Instructions to follow — All of the entries must be reproduced exactly, with no images carried over.

Entries from a visual dataset —
* BEGIN *

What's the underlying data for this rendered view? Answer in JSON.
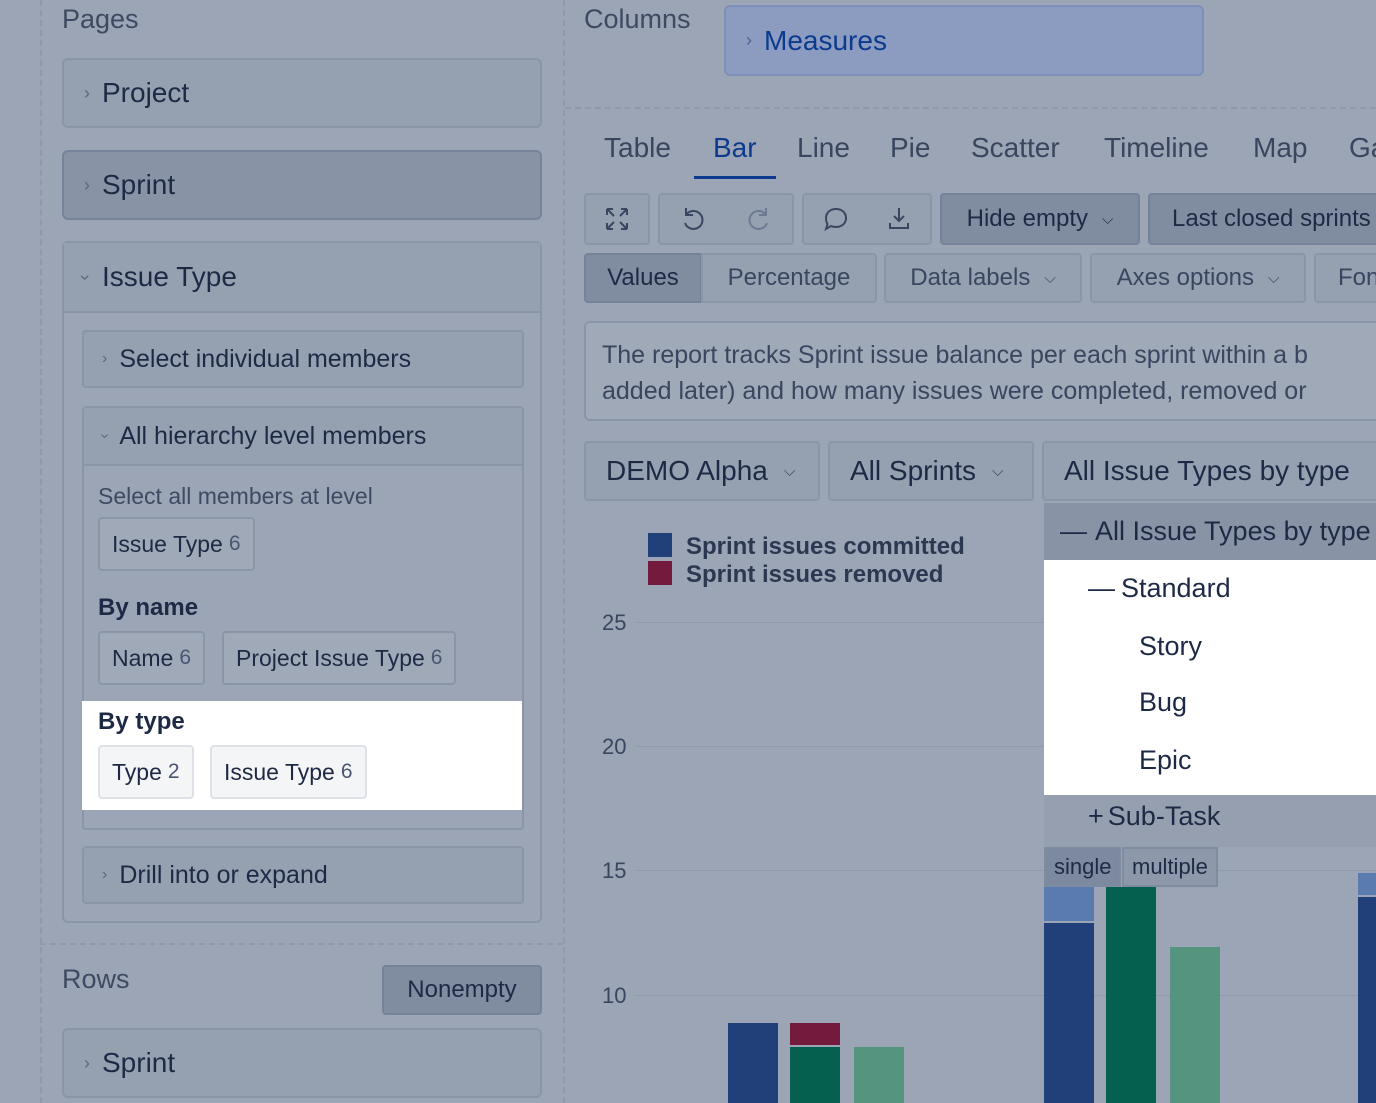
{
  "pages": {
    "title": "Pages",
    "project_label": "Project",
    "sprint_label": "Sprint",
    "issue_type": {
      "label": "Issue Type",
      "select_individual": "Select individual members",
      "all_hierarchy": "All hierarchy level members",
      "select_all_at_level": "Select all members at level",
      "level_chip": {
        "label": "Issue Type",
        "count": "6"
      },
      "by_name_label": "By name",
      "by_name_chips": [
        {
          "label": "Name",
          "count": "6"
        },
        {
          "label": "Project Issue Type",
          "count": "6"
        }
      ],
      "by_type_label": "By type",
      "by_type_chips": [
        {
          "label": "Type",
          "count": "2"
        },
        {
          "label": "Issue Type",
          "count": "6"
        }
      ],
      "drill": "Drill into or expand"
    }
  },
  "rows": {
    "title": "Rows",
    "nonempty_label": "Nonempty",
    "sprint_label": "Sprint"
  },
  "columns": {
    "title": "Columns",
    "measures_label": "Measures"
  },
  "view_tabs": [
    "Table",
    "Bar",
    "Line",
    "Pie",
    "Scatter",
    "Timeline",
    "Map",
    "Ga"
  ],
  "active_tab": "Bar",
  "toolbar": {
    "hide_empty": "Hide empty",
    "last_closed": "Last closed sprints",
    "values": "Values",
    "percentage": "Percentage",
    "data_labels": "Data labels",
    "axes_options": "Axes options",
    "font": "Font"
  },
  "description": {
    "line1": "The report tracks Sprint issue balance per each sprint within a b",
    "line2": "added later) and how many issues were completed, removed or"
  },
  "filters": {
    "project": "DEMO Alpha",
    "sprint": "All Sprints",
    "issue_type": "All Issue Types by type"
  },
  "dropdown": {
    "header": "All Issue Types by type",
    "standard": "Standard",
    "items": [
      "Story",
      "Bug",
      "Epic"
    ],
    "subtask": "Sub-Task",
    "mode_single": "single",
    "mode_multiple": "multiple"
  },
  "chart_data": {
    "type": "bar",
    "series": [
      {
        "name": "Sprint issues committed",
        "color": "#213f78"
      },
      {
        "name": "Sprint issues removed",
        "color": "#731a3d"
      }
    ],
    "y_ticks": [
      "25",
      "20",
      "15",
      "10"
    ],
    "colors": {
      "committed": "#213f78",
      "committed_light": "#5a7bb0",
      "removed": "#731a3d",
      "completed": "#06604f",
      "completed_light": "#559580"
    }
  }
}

* END *

Complete output —
What's the underlying data for this rendered view? Answer in JSON.
{
  "pages": {
    "title": "Pages",
    "project_label": "Project",
    "sprint_label": "Sprint",
    "issue_type": {
      "label": "Issue Type",
      "select_individual": "Select individual members",
      "all_hierarchy": "All hierarchy level members",
      "select_all_at_level": "Select all members at level",
      "level_chip": {
        "label": "Issue Type",
        "count": "6"
      },
      "by_name_label": "By name",
      "by_name_chips": [
        {
          "label": "Name",
          "count": "6"
        },
        {
          "label": "Project Issue Type",
          "count": "6"
        }
      ],
      "by_type_label": "By type",
      "by_type_chips": [
        {
          "label": "Type",
          "count": "2"
        },
        {
          "label": "Issue Type",
          "count": "6"
        }
      ],
      "drill": "Drill into or expand"
    }
  },
  "rows": {
    "title": "Rows",
    "nonempty_label": "Nonempty",
    "sprint_label": "Sprint"
  },
  "columns": {
    "title": "Columns",
    "measures_label": "Measures"
  },
  "view_tabs": [
    "Table",
    "Bar",
    "Line",
    "Pie",
    "Scatter",
    "Timeline",
    "Map",
    "Ga"
  ],
  "active_tab": "Bar",
  "toolbar": {
    "hide_empty": "Hide empty",
    "last_closed": "Last closed sprints",
    "values": "Values",
    "percentage": "Percentage",
    "data_labels": "Data labels",
    "axes_options": "Axes options",
    "font": "Font"
  },
  "description": {
    "line1": "The report tracks Sprint issue balance per each sprint within a b",
    "line2": "added later) and how many issues were completed, removed or"
  },
  "filters": {
    "project": "DEMO Alpha",
    "sprint": "All Sprints",
    "issue_type": "All Issue Types by type"
  },
  "dropdown": {
    "header": "All Issue Types by type",
    "standard": "Standard",
    "items": [
      "Story",
      "Bug",
      "Epic"
    ],
    "subtask": "Sub-Task",
    "mode_single": "single",
    "mode_multiple": "multiple"
  },
  "chart_data": {
    "type": "bar",
    "series": [
      {
        "name": "Sprint issues committed",
        "color": "#213f78"
      },
      {
        "name": "Sprint issues removed",
        "color": "#731a3d"
      }
    ],
    "y_ticks": [
      "25",
      "20",
      "15",
      "10"
    ],
    "colors": {
      "committed": "#213f78",
      "committed_light": "#5a7bb0",
      "removed": "#731a3d",
      "completed": "#06604f",
      "completed_light": "#559580"
    }
  }
}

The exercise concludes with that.